### Goal
Records follow. Copy every line with "gabetti".

### Input records ###

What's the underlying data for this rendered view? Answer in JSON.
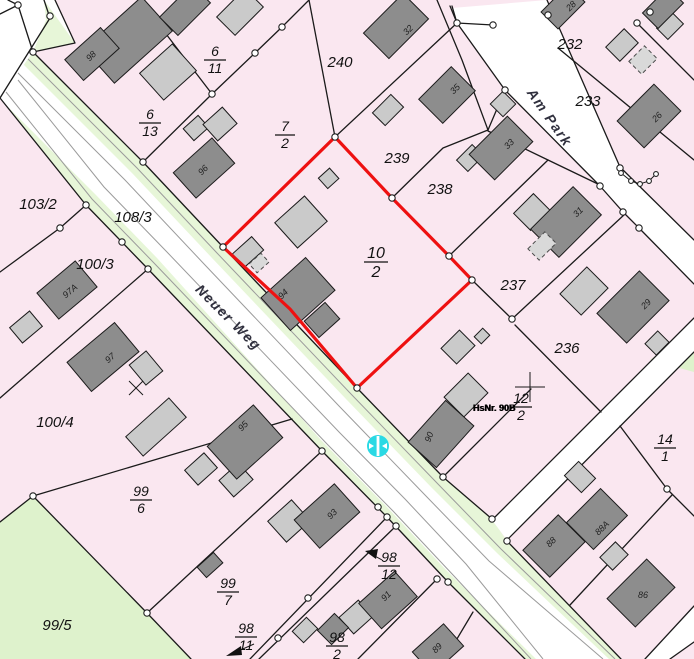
{
  "map": {
    "streets": {
      "neuer_weg": "Neuer Weg",
      "am_park": "Am Park"
    },
    "selected_parcel": {
      "n": "10",
      "d": "2",
      "outline_color": "#ee1111"
    },
    "parcels": {
      "p240": "240",
      "p239": "239",
      "p238": "238",
      "p237": "237",
      "p236": "236",
      "p232": "232",
      "p233": "233",
      "p103_2": "103/2",
      "p108_3": "108/3",
      "p100_3": "100/3",
      "p100_4": "100/4",
      "p99_5": "99/5"
    },
    "fractions": {
      "f6_11": {
        "n": "6",
        "d": "11"
      },
      "f6_13": {
        "n": "6",
        "d": "13"
      },
      "f7_2": {
        "n": "7",
        "d": "2"
      },
      "f12_2": {
        "n": "12",
        "d": "2"
      },
      "f14_1": {
        "n": "14",
        "d": "1"
      },
      "f99_6": {
        "n": "99",
        "d": "6"
      },
      "f99_7": {
        "n": "99",
        "d": "7"
      },
      "f98_11": {
        "n": "98",
        "d": "11"
      },
      "f98_12": {
        "n": "98",
        "d": "12"
      },
      "f98_2": {
        "n": "98",
        "d": "2"
      }
    },
    "buildings": {
      "b98": "98",
      "b96": "96",
      "b97a": "97A",
      "b97": "97",
      "b95": "95",
      "b94": "94",
      "b93": "93",
      "b91": "91",
      "b89": "89",
      "b90": "90",
      "b88": "88",
      "b88a": "88A",
      "b86": "86",
      "b32": "32",
      "b35": "35",
      "b33": "33",
      "b31": "31",
      "b29": "29",
      "b26": "26",
      "b28": "28"
    },
    "annotations": {
      "house_number": "HsNr. 90B"
    },
    "colors": {
      "parcel_fill": "#fae7f0",
      "road_fill": "#ffffff",
      "verge_fill": "#e7f6d8",
      "green_area_fill": "#def2cc",
      "building_dark": "#8d8d8d",
      "building_light": "#cacaca",
      "boundary": "#1a1a1a",
      "selected_outline": "#ee1111",
      "hydrant_marker": "#2ad9e4"
    }
  }
}
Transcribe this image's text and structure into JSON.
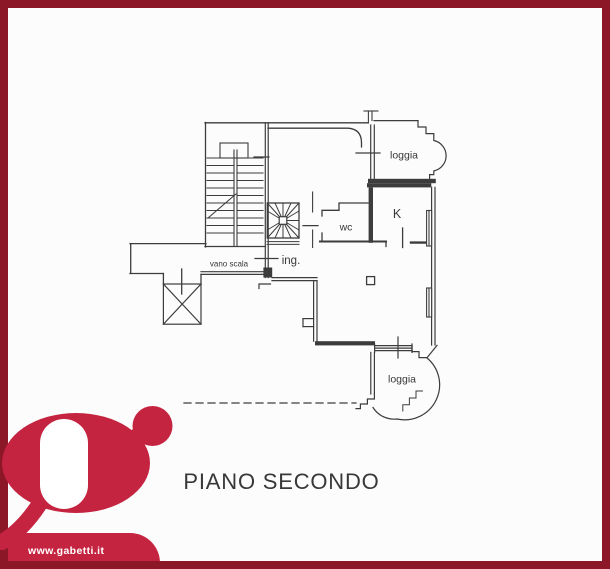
{
  "colors": {
    "border": "#8C1727",
    "brand": "#C52441",
    "line": "#3C3C3C",
    "background": "#FCFCFC",
    "label_text": "#383838"
  },
  "floor_plan": {
    "title": "PIANO SECONDO",
    "labels": {
      "loggia_top": "loggia",
      "kitchen": "K",
      "wc": "wc",
      "entrance": "ing.",
      "stairwell": "vano scala",
      "loggia_bottom": "loggia"
    }
  },
  "branding": {
    "website": "www.gabetti.it",
    "logo_icon": "gabetti-g-logo"
  }
}
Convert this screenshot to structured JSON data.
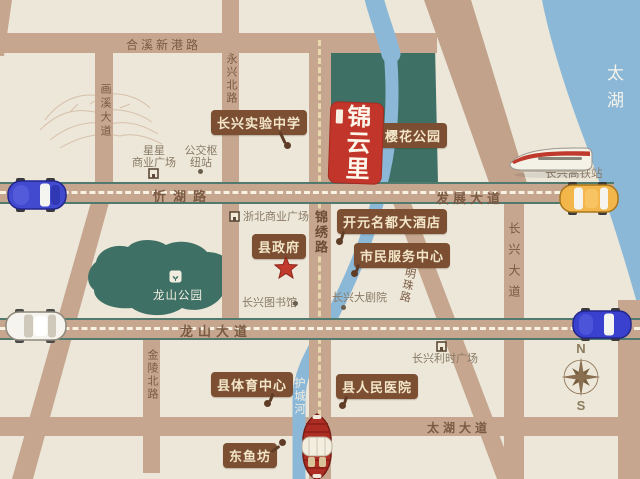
{
  "logo": {
    "name": "锦云里"
  },
  "lake": {
    "label": "太湖"
  },
  "river": {
    "label": "护城河"
  },
  "park": {
    "longshan": "龙山公园"
  },
  "roads": {
    "hexin_xingang": "合溪新港路",
    "huaxi_avenue": "画溪大道",
    "yongxing_north": "永兴北路",
    "xinhu": "忻湖路",
    "fazhan_avenue": "发展大道",
    "jinxiu": "锦绣路",
    "longshan_avenue": "龙山大道",
    "jinling_north": "金陵北路",
    "mingzhu": "明珠路",
    "changxing_avenue": "长兴大道",
    "taihu_avenue": "太湖大道"
  },
  "callouts": {
    "experimental_school": "长兴实验中学",
    "sakura_park": "樱花公园",
    "kaiyuan_hotel": "开元名都大酒店",
    "citizen_service_center": "市民服务中心",
    "county_government": "县政府",
    "county_sports_center": "县体育中心",
    "county_people_hospital": "县人民医院",
    "dongyufang": "东鱼坊"
  },
  "pois": {
    "xingxing_plaza_line1": "星星",
    "xingxing_plaza_line2": "商业广场",
    "bus_hub_line1": "公交枢",
    "bus_hub_line2": "纽站",
    "zhebei_plaza": "浙北商业广场",
    "library": "长兴图书馆",
    "grand_theater": "长兴大剧院",
    "lishi_plaza": "长兴利时广场",
    "hsr_station": "长兴高铁站"
  },
  "compass": {
    "north": "N",
    "south": "S"
  },
  "colors": {
    "background": "#ece7d9",
    "road": "#c6a68f",
    "road_edge": "#4f7a6d",
    "water": "#8cb8d8",
    "park_green": "#3f7065",
    "label_brown": "#7c4f33",
    "label_text": "#f3e6c9",
    "logo_red": "#c2352a",
    "star_red": "#c23a2b"
  }
}
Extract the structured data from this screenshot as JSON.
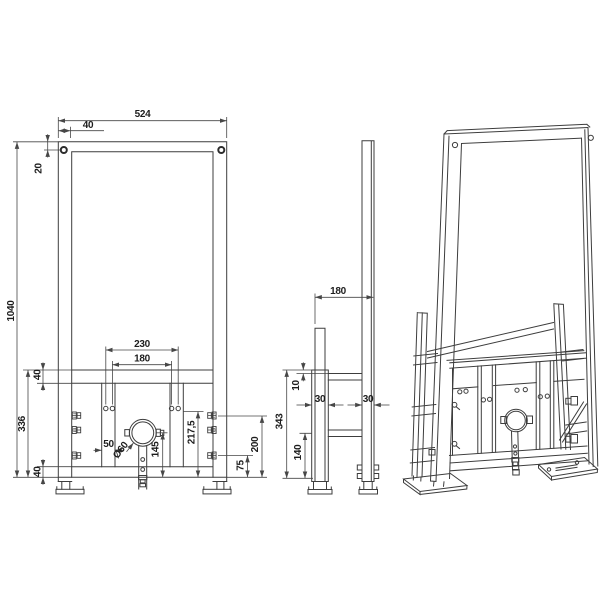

###

### Response to this exercise
    "website": "www.gabetti.it",
    "logo_icon": "gabetti-g-logo"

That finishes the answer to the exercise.